-- Start of Data shown --
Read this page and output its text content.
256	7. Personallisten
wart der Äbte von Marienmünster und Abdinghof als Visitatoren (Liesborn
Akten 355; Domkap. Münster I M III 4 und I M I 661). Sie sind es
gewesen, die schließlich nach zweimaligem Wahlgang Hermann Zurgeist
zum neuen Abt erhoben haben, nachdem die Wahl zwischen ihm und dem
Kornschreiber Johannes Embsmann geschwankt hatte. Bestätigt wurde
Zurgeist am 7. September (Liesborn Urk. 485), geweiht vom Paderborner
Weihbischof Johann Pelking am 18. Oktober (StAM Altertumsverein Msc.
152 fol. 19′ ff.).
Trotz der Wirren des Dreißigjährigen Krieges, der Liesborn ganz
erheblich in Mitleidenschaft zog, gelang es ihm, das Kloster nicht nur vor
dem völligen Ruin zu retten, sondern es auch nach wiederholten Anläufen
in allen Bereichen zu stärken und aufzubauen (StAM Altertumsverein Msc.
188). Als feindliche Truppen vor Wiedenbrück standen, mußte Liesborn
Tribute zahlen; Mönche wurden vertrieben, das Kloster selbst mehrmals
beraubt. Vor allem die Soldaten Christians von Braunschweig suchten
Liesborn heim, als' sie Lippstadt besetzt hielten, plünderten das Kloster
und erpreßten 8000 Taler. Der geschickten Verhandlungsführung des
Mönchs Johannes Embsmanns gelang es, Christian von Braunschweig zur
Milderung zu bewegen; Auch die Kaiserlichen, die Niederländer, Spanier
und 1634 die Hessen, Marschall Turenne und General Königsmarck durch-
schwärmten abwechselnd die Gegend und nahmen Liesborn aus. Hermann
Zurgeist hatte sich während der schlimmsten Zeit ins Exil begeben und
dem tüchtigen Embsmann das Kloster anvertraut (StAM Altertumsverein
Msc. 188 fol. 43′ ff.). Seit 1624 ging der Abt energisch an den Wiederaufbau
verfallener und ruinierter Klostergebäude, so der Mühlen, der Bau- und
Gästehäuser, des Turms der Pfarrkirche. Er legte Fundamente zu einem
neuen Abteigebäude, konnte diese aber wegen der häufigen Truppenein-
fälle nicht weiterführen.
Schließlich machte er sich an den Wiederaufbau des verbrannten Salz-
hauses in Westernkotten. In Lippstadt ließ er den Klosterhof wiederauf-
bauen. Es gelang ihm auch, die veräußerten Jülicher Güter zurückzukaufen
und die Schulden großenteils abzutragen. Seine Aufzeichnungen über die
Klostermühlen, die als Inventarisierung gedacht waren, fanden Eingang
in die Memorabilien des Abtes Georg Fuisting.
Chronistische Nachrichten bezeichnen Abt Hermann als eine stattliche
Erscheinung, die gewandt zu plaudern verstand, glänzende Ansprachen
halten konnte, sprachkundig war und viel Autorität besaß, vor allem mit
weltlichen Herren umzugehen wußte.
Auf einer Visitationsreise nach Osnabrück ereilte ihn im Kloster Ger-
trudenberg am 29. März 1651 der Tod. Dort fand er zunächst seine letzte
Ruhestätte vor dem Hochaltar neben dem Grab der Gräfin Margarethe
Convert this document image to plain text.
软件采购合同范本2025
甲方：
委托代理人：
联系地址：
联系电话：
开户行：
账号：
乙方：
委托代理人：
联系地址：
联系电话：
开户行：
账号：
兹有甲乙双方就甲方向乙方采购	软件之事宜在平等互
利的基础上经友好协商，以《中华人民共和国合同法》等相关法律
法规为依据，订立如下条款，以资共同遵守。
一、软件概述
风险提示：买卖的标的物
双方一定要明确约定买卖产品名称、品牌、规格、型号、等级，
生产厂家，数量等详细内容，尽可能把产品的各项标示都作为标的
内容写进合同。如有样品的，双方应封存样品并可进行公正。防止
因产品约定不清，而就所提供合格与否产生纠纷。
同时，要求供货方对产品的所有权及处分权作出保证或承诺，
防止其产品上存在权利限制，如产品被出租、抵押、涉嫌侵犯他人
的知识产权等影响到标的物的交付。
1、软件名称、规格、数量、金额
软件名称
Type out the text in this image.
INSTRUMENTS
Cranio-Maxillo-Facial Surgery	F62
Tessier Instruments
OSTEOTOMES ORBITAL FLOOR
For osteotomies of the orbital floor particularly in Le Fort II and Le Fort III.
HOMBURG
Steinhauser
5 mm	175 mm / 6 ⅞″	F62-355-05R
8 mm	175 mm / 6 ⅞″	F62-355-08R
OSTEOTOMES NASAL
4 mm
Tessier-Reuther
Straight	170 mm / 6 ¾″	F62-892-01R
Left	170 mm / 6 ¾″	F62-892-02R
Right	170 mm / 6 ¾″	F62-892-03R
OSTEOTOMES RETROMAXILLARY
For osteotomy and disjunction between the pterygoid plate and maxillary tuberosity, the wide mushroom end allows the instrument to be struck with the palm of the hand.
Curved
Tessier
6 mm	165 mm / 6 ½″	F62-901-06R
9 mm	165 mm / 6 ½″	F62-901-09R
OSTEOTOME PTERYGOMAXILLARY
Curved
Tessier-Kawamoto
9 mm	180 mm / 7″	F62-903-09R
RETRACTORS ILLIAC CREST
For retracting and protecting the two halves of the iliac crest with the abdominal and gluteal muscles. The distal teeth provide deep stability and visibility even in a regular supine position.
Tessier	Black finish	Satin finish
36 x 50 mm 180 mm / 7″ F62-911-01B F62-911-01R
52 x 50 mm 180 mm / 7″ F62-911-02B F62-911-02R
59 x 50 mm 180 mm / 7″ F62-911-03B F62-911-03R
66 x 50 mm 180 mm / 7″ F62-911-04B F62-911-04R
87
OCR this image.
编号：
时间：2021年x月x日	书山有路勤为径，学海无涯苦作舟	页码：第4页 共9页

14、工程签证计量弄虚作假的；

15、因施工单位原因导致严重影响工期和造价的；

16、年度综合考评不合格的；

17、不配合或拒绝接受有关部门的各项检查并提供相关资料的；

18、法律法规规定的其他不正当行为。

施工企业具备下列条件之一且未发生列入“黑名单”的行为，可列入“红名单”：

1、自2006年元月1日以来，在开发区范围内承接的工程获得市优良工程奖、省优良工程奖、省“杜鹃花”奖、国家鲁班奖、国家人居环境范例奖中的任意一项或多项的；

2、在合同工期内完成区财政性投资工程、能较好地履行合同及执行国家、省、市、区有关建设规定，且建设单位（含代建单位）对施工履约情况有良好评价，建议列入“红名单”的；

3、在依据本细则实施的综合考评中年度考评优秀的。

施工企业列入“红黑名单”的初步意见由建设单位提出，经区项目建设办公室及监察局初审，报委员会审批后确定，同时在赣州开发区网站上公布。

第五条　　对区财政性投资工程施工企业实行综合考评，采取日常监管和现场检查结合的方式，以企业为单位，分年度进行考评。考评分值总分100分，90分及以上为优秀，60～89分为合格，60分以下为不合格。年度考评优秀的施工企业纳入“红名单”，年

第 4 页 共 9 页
-- End of Data shown --
What the exercise asks:
Copy each line in the data that holds the word "with".

Reply to the exercise:
For osteotomy and disjunction between the pterygoid plate and maxillary tuberosity, the wide mushroom end allows the instrument to be struck with the palm of the hand.
For retracting and protecting the two halves of the iliac crest with the abdominal and gluteal muscles. The distal teeth provide deep stability and visibility even in a regular supine position.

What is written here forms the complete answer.